What you have to do:
Without the images, write out the whole listing exactly.

━━ Source records

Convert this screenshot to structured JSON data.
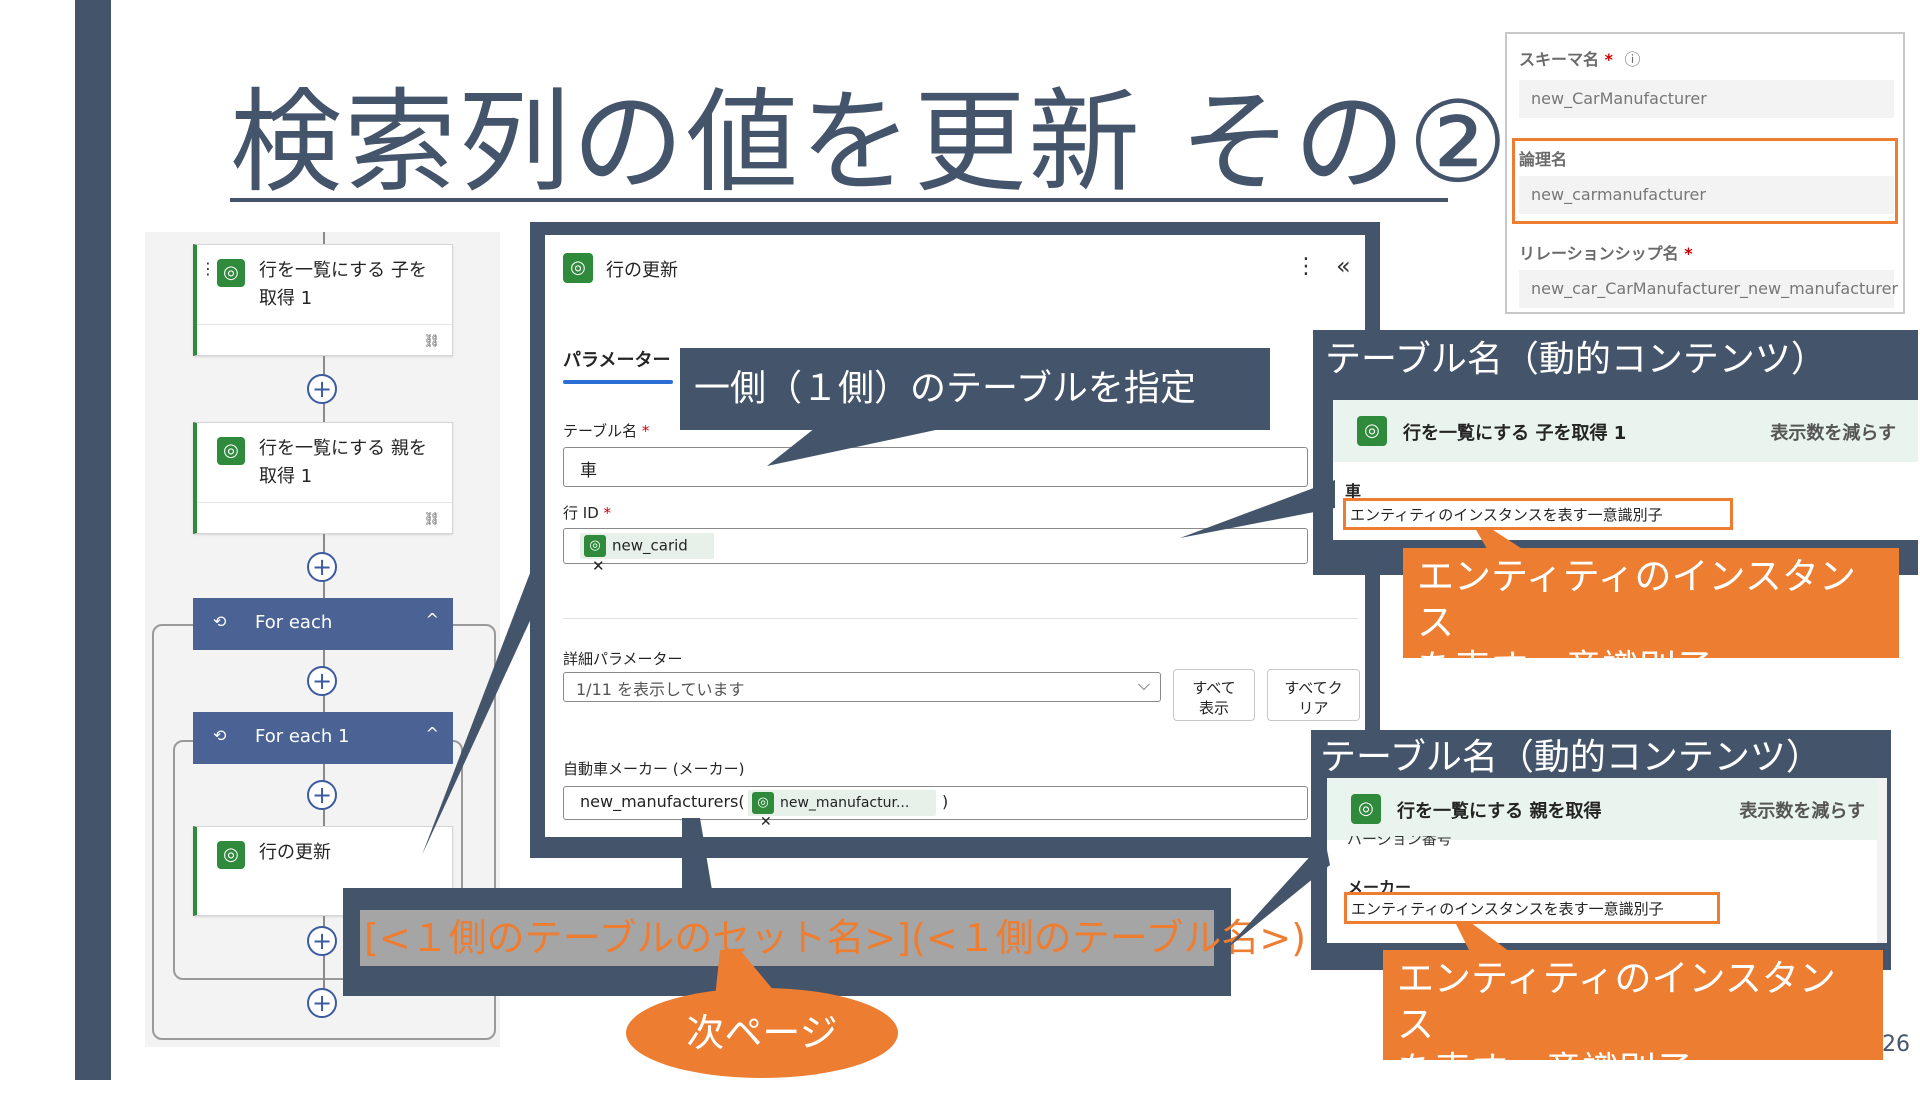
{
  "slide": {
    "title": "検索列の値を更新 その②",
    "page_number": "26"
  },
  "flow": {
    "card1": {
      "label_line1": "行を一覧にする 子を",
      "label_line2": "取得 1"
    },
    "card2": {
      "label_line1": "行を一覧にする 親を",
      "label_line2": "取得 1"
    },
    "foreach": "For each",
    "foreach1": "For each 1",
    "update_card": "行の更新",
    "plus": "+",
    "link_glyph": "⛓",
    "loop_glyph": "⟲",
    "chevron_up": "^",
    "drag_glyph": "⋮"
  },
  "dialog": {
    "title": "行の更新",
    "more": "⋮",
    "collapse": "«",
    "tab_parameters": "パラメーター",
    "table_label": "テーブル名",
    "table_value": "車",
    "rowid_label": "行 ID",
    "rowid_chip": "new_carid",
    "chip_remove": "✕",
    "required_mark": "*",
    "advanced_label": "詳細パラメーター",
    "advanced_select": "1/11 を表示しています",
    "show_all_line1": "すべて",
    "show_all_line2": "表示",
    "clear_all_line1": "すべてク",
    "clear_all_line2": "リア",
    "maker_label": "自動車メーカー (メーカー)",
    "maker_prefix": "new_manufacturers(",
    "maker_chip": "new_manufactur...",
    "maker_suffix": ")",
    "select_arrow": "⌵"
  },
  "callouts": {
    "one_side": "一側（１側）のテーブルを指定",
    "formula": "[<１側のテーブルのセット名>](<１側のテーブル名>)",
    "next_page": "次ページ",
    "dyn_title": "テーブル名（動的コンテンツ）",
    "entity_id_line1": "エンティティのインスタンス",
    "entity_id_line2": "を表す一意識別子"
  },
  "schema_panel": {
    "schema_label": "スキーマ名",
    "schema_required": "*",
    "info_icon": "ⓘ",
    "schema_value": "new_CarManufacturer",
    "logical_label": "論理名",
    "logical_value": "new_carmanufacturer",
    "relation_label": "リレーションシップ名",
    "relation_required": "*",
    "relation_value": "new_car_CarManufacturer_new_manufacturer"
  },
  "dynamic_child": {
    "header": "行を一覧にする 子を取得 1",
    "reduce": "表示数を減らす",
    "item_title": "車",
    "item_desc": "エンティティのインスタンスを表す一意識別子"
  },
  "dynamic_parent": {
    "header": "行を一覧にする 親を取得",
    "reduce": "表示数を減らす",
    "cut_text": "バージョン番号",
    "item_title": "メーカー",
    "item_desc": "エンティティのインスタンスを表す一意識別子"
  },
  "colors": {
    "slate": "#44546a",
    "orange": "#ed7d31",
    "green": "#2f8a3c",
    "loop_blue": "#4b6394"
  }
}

━━━━

Task solution:
Convert this screenshot to structured JSON data.
{
  "slide": {
    "title": "検索列の値を更新 その②",
    "page_number": "26"
  },
  "flow": {
    "card1": {
      "label_line1": "行を一覧にする 子を",
      "label_line2": "取得 1"
    },
    "card2": {
      "label_line1": "行を一覧にする 親を",
      "label_line2": "取得 1"
    },
    "foreach": "For each",
    "foreach1": "For each 1",
    "update_card": "行の更新",
    "plus": "+",
    "link_glyph": "⛓",
    "loop_glyph": "⟲",
    "chevron_up": "^",
    "drag_glyph": "⋮"
  },
  "dialog": {
    "title": "行の更新",
    "more": "⋮",
    "collapse": "«",
    "tab_parameters": "パラメーター",
    "table_label": "テーブル名",
    "table_value": "車",
    "rowid_label": "行 ID",
    "rowid_chip": "new_carid",
    "chip_remove": "✕",
    "required_mark": "*",
    "advanced_label": "詳細パラメーター",
    "advanced_select": "1/11 を表示しています",
    "show_all_line1": "すべて",
    "show_all_line2": "表示",
    "clear_all_line1": "すべてク",
    "clear_all_line2": "リア",
    "maker_label": "自動車メーカー (メーカー)",
    "maker_prefix": "new_manufacturers(",
    "maker_chip": "new_manufactur...",
    "maker_suffix": ")",
    "select_arrow": "⌵"
  },
  "callouts": {
    "one_side": "一側（１側）のテーブルを指定",
    "formula": "[<１側のテーブルのセット名>](<１側のテーブル名>)",
    "next_page": "次ページ",
    "dyn_title": "テーブル名（動的コンテンツ）",
    "entity_id_line1": "エンティティのインスタンス",
    "entity_id_line2": "を表す一意識別子"
  },
  "schema_panel": {
    "schema_label": "スキーマ名",
    "schema_required": "*",
    "info_icon": "ⓘ",
    "schema_value": "new_CarManufacturer",
    "logical_label": "論理名",
    "logical_value": "new_carmanufacturer",
    "relation_label": "リレーションシップ名",
    "relation_required": "*",
    "relation_value": "new_car_CarManufacturer_new_manufacturer"
  },
  "dynamic_child": {
    "header": "行を一覧にする 子を取得 1",
    "reduce": "表示数を減らす",
    "item_title": "車",
    "item_desc": "エンティティのインスタンスを表す一意識別子"
  },
  "dynamic_parent": {
    "header": "行を一覧にする 親を取得",
    "reduce": "表示数を減らす",
    "cut_text": "バージョン番号",
    "item_title": "メーカー",
    "item_desc": "エンティティのインスタンスを表す一意識別子"
  },
  "colors": {
    "slate": "#44546a",
    "orange": "#ed7d31",
    "green": "#2f8a3c",
    "loop_blue": "#4b6394"
  }
}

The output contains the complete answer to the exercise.